TASK INSTRUCTIONS: In the material below, find how many lines contain the string "into". Write only that number.

RECORDS PROVIDED:

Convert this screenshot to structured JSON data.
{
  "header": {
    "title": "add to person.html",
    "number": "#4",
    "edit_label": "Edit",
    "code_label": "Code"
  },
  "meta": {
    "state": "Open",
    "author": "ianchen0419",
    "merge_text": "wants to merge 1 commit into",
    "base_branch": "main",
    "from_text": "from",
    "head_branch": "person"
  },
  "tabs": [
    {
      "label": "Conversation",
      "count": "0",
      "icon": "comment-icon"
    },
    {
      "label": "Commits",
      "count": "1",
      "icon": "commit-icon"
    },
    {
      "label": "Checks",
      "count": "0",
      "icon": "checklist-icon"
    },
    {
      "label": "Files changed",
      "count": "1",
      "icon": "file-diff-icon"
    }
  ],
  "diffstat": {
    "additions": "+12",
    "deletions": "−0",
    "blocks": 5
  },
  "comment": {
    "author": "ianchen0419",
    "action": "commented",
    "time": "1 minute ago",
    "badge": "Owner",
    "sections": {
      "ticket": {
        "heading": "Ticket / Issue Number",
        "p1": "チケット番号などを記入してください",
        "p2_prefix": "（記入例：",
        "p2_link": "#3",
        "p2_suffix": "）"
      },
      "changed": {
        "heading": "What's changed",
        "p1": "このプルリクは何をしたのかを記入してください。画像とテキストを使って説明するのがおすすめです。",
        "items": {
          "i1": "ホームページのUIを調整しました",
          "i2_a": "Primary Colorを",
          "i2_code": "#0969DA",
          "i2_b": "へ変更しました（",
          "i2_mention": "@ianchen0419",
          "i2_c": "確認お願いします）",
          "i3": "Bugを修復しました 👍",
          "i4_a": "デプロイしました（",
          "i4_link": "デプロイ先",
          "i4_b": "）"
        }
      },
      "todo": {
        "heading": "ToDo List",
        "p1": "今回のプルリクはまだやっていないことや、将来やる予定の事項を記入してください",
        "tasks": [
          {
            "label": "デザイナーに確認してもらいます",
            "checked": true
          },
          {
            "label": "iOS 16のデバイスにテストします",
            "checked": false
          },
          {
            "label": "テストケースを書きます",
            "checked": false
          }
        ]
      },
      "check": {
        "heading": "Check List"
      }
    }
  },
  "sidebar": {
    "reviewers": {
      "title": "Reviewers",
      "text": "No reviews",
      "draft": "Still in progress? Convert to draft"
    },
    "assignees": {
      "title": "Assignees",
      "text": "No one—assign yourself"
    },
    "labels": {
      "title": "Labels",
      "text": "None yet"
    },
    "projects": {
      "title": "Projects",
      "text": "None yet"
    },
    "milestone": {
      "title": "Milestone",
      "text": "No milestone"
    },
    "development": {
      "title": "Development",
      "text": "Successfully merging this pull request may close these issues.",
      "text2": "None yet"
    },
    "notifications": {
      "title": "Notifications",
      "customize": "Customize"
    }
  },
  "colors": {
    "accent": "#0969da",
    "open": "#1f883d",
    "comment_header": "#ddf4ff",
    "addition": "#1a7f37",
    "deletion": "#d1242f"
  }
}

* * *

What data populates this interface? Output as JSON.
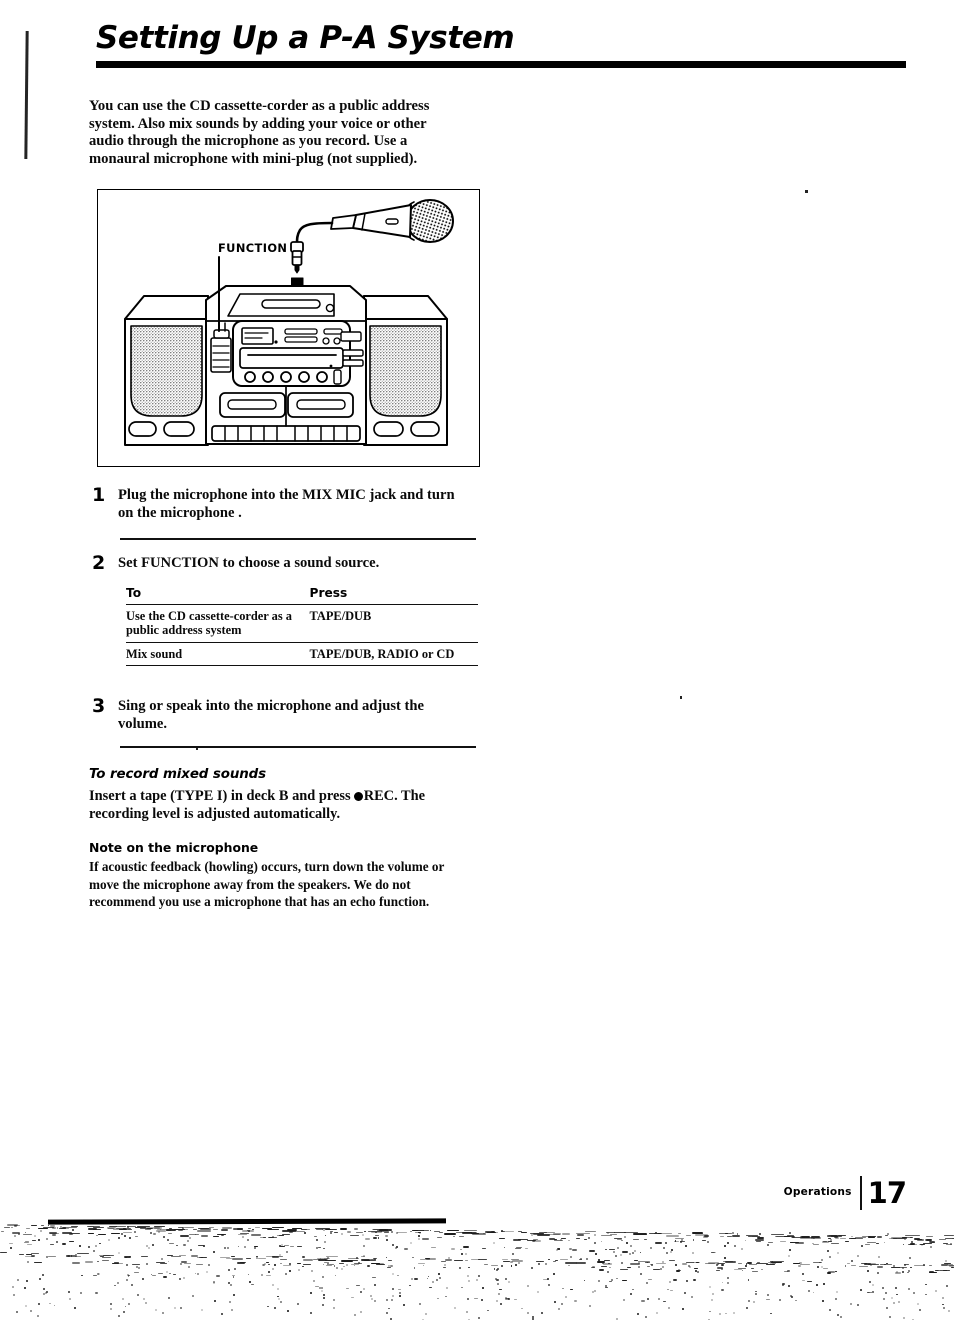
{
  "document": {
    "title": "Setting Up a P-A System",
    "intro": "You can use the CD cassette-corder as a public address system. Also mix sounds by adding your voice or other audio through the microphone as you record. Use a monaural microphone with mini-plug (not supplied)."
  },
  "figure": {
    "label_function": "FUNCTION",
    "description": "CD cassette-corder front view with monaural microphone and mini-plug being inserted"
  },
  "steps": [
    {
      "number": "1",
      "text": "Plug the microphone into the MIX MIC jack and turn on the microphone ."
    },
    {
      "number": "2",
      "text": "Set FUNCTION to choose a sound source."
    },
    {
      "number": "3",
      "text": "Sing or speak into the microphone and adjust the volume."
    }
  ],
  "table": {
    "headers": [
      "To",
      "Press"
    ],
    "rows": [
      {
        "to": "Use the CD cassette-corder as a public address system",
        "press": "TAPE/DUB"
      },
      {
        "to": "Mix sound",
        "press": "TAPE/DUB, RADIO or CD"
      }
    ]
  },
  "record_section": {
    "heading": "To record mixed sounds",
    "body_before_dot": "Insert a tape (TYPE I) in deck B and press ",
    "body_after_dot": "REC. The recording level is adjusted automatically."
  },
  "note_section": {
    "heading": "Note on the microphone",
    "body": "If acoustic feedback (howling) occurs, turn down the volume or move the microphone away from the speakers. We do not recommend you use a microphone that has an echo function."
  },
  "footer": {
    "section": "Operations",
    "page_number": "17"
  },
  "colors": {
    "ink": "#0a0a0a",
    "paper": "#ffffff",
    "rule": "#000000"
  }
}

ANSWER TO THIS EXERCISE: 3